» WORK TO BE COMPLETED: Extract each line holding the word "Task" from the entries.

» RECORDS FOR PROCESSING:

════

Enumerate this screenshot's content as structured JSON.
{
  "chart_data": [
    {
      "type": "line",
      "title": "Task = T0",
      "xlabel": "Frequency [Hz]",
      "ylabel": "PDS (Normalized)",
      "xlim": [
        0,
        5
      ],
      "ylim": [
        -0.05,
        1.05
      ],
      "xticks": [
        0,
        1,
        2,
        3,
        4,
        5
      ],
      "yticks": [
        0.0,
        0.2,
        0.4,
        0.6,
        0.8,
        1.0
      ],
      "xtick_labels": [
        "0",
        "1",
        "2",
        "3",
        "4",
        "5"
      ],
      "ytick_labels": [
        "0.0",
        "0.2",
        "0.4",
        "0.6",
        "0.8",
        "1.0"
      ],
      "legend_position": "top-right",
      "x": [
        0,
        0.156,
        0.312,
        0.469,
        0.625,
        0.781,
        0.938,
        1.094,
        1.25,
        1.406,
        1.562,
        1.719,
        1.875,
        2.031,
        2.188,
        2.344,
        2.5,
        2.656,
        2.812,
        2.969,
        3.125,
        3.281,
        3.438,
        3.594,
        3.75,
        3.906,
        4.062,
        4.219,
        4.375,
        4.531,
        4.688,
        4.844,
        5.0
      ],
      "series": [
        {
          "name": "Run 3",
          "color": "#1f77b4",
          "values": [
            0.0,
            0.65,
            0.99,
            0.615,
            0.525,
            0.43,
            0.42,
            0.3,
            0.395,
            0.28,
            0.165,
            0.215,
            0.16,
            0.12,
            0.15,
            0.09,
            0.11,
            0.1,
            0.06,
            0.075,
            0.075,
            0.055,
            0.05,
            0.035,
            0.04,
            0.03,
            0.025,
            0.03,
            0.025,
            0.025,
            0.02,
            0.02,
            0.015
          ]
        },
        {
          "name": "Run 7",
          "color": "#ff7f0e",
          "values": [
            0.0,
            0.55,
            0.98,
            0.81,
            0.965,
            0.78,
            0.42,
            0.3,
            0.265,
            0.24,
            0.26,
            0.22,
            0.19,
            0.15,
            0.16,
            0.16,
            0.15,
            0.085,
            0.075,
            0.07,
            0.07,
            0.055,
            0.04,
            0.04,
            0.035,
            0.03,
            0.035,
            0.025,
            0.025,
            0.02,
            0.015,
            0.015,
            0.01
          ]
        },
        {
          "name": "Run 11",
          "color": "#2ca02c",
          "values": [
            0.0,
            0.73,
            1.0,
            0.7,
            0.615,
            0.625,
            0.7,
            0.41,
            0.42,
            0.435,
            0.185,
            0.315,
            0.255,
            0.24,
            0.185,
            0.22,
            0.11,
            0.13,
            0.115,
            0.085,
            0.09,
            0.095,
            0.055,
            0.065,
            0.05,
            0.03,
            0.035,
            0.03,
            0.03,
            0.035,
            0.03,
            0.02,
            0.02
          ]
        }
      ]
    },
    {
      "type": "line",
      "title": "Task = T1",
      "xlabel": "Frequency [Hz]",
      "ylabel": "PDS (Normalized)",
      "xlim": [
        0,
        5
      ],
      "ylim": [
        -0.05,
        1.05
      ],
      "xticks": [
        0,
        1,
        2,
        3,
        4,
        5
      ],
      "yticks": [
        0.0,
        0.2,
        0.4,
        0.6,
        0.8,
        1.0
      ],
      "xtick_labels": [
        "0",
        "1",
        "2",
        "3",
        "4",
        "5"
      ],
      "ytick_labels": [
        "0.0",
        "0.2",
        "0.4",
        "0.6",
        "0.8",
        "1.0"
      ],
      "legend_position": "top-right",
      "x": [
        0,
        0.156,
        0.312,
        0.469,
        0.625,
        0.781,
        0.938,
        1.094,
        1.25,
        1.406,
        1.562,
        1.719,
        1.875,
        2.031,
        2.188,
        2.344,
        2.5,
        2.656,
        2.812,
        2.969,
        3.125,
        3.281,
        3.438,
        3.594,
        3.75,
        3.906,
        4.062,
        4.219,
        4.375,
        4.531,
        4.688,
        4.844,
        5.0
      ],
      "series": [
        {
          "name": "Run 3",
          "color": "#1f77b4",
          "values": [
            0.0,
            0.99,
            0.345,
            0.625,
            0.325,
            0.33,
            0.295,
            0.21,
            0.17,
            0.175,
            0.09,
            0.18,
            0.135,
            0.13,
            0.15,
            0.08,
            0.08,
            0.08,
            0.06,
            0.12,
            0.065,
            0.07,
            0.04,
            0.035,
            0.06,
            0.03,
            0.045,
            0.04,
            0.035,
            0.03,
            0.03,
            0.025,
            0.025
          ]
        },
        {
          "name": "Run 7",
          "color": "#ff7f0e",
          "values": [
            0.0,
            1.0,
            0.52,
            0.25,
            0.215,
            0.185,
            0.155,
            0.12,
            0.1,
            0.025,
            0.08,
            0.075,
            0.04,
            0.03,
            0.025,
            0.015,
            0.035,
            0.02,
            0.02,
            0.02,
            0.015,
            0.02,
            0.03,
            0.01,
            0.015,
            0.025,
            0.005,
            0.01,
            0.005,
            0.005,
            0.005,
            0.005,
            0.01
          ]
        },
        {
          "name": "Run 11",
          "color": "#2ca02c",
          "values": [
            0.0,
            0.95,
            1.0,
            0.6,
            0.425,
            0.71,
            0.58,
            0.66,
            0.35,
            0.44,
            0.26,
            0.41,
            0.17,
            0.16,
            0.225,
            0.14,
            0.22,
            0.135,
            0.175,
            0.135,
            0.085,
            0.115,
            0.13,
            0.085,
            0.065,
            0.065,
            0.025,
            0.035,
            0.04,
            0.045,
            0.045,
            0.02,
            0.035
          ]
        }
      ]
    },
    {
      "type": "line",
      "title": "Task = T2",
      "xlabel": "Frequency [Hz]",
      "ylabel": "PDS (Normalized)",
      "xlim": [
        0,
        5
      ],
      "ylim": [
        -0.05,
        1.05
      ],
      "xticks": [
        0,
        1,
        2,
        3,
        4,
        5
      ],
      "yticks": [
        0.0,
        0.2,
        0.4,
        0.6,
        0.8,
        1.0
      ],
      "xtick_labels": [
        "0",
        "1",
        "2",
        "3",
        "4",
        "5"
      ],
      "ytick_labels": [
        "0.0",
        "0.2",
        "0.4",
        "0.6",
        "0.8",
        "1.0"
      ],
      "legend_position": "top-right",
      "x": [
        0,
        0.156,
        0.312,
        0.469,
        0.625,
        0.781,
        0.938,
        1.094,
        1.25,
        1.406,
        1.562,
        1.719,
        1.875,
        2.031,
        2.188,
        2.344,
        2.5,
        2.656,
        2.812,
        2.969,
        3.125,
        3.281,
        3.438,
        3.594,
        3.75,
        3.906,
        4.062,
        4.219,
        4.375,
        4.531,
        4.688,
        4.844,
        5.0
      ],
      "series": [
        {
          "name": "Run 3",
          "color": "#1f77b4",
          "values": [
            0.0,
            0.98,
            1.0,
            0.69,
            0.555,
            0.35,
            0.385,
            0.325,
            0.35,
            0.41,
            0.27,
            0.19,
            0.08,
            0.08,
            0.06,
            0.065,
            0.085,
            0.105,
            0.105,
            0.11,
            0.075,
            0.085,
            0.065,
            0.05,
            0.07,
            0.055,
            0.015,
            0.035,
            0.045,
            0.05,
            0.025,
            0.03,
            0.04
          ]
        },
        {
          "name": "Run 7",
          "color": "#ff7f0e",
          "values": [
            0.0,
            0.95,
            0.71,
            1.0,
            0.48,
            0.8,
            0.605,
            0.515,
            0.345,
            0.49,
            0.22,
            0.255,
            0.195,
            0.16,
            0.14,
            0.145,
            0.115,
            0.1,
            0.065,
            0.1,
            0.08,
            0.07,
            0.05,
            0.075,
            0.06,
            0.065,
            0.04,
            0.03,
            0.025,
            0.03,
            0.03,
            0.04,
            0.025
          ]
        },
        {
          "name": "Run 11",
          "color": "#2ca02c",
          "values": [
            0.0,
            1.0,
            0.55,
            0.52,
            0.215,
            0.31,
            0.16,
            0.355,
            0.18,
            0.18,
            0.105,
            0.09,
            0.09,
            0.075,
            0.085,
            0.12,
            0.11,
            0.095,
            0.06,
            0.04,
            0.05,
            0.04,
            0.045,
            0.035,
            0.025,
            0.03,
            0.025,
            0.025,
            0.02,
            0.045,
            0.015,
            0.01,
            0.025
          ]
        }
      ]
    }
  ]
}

════

» THE ANSWER:
      "title": "Task = T0",
      "title": "Task = T1",
      "title": "Task = T2",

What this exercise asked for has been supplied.